Exercise aim
For every line in the records that has the word "JSON", make a copy.

Input

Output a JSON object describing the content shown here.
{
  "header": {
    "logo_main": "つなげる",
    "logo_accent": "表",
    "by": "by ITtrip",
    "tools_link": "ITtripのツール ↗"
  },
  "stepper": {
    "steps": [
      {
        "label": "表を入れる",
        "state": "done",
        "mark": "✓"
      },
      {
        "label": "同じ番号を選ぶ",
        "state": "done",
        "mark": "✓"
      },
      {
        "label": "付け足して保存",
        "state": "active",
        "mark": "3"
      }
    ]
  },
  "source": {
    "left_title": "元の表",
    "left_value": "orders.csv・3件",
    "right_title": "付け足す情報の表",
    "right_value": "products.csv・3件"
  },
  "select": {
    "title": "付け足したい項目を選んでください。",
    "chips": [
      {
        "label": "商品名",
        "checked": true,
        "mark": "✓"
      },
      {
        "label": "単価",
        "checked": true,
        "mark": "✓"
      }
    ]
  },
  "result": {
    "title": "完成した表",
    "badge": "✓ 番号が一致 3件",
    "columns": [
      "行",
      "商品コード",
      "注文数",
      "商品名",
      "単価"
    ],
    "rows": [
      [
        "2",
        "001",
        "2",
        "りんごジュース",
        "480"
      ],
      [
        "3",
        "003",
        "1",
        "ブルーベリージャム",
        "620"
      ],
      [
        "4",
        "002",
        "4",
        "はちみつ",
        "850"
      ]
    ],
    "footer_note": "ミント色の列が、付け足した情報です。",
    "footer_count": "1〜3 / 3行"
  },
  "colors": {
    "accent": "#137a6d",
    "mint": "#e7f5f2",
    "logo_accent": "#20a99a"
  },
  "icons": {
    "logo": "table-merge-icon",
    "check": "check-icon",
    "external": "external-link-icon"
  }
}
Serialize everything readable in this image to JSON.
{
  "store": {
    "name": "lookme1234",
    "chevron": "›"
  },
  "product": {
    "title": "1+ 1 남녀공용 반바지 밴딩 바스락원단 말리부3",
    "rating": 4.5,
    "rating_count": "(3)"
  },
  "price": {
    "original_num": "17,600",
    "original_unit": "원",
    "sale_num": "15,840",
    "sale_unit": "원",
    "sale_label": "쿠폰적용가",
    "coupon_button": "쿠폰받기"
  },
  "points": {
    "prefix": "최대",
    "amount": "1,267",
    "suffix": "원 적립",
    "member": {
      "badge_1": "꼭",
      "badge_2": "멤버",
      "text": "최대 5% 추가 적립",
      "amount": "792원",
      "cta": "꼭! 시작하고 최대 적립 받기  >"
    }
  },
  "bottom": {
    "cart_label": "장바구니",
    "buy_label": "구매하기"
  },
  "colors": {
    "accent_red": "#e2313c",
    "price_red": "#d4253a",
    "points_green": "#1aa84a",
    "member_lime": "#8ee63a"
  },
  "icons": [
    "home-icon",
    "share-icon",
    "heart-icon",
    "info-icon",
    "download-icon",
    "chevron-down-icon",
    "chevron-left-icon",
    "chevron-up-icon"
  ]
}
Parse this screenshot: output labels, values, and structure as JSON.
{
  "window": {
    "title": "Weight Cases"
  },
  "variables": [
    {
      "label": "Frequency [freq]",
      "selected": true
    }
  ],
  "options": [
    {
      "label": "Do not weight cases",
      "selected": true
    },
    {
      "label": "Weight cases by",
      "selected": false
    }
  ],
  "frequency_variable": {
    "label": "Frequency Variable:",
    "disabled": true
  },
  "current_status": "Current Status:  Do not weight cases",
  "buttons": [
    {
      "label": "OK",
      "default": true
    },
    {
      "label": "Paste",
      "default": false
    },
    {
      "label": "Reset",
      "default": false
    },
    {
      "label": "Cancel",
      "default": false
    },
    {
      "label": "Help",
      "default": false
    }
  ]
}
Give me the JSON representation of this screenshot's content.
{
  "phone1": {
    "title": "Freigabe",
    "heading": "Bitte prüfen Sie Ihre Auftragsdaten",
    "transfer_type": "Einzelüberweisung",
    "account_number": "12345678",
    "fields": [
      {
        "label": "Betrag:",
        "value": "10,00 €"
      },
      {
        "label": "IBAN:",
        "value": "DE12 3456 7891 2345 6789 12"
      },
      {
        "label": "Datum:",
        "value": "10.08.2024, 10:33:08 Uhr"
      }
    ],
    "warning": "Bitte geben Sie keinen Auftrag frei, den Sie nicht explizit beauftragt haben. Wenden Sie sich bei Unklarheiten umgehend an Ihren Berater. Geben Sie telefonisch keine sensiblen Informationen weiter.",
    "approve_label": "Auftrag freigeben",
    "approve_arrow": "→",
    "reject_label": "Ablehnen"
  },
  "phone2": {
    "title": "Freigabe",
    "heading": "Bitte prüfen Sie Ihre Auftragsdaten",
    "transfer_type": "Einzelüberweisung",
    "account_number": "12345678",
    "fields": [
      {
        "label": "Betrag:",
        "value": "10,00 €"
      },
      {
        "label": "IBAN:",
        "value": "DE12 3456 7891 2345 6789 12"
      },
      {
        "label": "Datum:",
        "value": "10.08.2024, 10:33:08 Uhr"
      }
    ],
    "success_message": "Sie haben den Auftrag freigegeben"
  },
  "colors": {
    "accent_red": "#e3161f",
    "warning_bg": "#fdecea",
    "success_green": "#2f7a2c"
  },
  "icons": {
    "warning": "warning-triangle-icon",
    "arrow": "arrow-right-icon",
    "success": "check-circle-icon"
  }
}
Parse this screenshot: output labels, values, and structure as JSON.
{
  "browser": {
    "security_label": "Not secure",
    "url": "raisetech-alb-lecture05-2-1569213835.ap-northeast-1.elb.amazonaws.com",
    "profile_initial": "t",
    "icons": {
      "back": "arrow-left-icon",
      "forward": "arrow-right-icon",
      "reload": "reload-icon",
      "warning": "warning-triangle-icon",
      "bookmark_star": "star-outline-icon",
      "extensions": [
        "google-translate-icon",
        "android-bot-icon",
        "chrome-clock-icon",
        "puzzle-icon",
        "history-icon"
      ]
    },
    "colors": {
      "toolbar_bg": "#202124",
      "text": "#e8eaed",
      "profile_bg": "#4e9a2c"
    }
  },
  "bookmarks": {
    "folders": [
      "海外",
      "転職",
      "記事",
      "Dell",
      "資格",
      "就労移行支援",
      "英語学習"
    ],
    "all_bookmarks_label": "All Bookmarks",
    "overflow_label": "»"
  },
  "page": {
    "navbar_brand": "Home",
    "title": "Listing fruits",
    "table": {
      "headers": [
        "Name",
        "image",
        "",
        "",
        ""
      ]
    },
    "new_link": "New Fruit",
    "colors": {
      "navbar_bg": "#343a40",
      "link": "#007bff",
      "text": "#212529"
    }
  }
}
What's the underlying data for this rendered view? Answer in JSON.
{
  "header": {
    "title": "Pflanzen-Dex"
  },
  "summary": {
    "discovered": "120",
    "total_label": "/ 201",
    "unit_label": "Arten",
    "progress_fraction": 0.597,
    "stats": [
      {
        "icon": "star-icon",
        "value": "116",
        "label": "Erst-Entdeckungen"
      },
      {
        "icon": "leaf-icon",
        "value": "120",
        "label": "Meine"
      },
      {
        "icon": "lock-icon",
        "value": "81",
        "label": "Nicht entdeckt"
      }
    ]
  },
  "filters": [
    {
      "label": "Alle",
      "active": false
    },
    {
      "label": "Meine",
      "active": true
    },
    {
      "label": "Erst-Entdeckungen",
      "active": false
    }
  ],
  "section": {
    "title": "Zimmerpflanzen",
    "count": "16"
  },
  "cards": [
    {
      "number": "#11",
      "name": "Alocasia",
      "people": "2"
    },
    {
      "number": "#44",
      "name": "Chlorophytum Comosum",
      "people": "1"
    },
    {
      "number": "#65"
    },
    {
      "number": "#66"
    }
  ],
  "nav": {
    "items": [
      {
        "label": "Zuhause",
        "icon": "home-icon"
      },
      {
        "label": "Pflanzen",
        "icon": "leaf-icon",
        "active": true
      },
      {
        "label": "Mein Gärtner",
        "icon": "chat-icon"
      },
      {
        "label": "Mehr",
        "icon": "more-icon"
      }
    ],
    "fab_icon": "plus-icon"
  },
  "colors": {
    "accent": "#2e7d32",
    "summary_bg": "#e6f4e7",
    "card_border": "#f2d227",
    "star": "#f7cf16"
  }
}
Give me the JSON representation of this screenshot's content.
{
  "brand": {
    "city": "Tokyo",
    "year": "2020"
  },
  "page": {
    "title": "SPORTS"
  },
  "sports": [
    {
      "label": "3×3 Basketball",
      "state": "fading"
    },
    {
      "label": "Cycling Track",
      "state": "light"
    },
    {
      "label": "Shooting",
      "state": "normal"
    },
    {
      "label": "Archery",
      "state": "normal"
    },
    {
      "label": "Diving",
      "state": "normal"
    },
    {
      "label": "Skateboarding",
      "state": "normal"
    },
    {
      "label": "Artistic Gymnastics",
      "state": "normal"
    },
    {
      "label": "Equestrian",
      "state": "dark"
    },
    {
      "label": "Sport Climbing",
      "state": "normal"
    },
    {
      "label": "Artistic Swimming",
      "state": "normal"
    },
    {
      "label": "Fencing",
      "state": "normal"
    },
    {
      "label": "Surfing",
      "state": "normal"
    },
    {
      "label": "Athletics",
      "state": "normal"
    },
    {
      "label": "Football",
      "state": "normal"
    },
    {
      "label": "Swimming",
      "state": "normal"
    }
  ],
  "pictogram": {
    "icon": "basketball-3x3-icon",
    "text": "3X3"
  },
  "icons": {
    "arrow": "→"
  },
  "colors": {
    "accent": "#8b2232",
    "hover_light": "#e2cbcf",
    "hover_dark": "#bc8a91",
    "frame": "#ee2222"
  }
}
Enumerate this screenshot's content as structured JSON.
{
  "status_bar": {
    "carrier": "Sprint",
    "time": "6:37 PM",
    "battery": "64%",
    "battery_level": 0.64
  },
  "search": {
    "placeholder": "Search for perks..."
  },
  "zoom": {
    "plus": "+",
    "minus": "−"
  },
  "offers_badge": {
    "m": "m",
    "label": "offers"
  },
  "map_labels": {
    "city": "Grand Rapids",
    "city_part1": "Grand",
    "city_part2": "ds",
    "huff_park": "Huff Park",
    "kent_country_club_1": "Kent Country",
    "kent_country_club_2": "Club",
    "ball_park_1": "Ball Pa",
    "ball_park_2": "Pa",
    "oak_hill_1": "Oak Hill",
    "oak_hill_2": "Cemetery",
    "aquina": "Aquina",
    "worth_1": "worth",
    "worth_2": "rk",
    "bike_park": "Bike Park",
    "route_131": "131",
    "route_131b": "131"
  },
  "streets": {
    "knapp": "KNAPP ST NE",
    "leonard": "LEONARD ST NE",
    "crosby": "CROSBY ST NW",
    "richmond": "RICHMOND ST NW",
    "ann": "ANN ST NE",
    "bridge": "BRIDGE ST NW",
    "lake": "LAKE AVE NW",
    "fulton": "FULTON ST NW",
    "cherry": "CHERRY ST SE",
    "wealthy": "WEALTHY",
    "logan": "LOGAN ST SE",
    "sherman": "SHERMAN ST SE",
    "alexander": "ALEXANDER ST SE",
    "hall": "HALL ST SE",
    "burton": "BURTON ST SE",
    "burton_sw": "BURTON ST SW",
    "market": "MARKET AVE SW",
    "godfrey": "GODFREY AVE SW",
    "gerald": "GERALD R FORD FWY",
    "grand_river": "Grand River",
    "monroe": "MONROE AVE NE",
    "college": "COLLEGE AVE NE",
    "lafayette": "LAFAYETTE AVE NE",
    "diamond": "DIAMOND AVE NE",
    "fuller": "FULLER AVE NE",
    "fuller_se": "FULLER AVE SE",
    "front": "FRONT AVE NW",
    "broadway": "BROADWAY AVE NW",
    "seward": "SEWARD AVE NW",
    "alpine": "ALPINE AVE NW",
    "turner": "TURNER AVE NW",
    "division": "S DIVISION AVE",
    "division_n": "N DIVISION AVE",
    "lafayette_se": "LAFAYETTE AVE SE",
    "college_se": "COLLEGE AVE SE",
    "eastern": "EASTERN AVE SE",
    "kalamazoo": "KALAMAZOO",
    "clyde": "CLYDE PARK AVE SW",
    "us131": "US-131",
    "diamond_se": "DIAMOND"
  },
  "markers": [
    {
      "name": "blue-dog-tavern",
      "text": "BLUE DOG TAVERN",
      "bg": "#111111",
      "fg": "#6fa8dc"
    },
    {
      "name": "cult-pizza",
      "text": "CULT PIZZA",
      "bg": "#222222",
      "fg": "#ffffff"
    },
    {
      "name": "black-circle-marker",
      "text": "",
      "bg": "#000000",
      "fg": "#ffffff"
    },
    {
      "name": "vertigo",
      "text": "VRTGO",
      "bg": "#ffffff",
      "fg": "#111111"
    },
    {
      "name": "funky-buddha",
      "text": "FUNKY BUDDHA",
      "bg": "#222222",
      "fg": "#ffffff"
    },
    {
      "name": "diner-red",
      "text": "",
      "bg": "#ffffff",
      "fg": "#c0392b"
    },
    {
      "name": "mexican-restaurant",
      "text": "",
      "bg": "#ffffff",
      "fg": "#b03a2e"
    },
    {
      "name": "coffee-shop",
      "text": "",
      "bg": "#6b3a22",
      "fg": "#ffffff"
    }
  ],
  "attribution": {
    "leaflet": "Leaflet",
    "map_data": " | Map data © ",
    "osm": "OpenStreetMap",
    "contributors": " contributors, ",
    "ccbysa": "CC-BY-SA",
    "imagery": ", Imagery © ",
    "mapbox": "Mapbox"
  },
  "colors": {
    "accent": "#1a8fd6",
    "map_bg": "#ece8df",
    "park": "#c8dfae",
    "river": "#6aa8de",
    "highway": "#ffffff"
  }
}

Problem solution
Output a JSON object describing the content shown here.
Serialize everything readable in this image to JSON.
Parse this screenshot: output labels, values, and structure as JSON.
Give me the JSON representation of this screenshot's content.
Parse this screenshot: output labels, values, and structure as JSON.
What's the underlying data for this rendered view? Answer in JSON.
Give me the JSON representation of this screenshot's content.
Enumerate this screenshot's content as structured JSON.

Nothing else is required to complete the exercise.